All entries must be extracted exactly, with nothing added or dropped.

## Data records
——————

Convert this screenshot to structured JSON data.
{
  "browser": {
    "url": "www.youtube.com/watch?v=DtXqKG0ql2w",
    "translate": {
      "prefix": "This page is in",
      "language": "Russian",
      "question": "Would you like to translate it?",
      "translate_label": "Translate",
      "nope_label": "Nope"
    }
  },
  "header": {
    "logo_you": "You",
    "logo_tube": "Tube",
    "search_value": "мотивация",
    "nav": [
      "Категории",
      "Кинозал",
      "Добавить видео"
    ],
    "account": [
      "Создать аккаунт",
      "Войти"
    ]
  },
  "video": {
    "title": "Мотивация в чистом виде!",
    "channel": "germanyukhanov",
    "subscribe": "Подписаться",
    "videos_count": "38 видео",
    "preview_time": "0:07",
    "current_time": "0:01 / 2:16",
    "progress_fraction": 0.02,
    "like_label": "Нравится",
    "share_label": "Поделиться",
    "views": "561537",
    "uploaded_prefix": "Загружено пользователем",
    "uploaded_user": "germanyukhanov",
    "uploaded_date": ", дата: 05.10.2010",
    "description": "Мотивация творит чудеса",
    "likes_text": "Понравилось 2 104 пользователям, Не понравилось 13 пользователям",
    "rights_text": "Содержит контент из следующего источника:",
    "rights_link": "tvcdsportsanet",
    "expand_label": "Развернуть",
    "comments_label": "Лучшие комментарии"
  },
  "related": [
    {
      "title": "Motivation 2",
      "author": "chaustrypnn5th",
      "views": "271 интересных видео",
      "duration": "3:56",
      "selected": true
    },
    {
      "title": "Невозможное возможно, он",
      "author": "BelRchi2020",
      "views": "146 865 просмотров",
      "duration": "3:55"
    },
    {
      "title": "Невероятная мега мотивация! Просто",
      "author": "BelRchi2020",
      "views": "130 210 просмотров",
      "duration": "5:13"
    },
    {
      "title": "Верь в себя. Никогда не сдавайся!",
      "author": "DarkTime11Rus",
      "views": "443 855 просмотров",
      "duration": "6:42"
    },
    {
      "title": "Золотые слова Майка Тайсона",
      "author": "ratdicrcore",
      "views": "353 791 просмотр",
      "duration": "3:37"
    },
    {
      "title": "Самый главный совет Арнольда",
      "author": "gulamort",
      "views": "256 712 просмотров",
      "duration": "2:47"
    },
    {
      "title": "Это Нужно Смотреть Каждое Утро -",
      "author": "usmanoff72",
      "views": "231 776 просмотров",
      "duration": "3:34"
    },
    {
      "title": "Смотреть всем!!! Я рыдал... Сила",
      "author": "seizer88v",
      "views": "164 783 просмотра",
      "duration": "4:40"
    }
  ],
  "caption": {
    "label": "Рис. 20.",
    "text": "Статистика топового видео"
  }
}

——————

## FULL SOLUTION
Convert this screenshot to structured JSON data.
{
  "browser": {
    "url": "www.youtube.com/watch?v=DtXqKG0ql2w",
    "translate": {
      "prefix": "This page is in",
      "language": "Russian",
      "question": "Would you like to translate it?",
      "translate_label": "Translate",
      "nope_label": "Nope"
    }
  },
  "header": {
    "logo_you": "You",
    "logo_tube": "Tube",
    "search_value": "мотивация",
    "nav": [
      "Категории",
      "Кинозал",
      "Добавить видео"
    ],
    "account": [
      "Создать аккаунт",
      "Войти"
    ]
  },
  "video": {
    "title": "Мотивация в чистом виде!",
    "channel": "germanyukhanov",
    "subscribe": "Подписаться",
    "videos_count": "38 видео",
    "preview_time": "0:07",
    "current_time": "0:01 / 2:16",
    "progress_fraction": 0.02,
    "like_label": "Нравится",
    "share_label": "Поделиться",
    "views": "561537",
    "uploaded_prefix": "Загружено пользователем",
    "uploaded_user": "germanyukhanov",
    "uploaded_date": ", дата: 05.10.2010",
    "description": "Мотивация творит чудеса",
    "likes_text": "Понравилось 2 104 пользователям, Не понравилось 13 пользователям",
    "rights_text": "Содержит контент из следующего источника:",
    "rights_link": "tvcdsportsanet",
    "expand_label": "Развернуть",
    "comments_label": "Лучшие комментарии"
  },
  "related": [
    {
      "title": "Motivation 2",
      "author": "chaustrypnn5th",
      "views": "271 интересных видео",
      "duration": "3:56",
      "selected": true
    },
    {
      "title": "Невозможное возможно, он",
      "author": "BelRchi2020",
      "views": "146 865 просмотров",
      "duration": "3:55"
    },
    {
      "title": "Невероятная мега мотивация! Просто",
      "author": "BelRchi2020",
      "views": "130 210 просмотров",
      "duration": "5:13"
    },
    {
      "title": "Верь в себя. Никогда не сдавайся!",
      "author": "DarkTime11Rus",
      "views": "443 855 просмотров",
      "duration": "6:42"
    },
    {
      "title": "Золотые слова Майка Тайсона",
      "author": "ratdicrcore",
      "views": "353 791 просмотр",
      "duration": "3:37"
    },
    {
      "title": "Самый главный совет Арнольда",
      "author": "gulamort",
      "views": "256 712 просмотров",
      "duration": "2:47"
    },
    {
      "title": "Это Нужно Смотреть Каждое Утро -",
      "author": "usmanoff72",
      "views": "231 776 просмотров",
      "duration": "3:34"
    },
    {
      "title": "Смотреть всем!!! Я рыдал... Сила",
      "author": "seizer88v",
      "views": "164 783 просмотра",
      "duration": "4:40"
    }
  ],
  "caption": {
    "label": "Рис. 20.",
    "text": "Статистика топового видео"
  }
}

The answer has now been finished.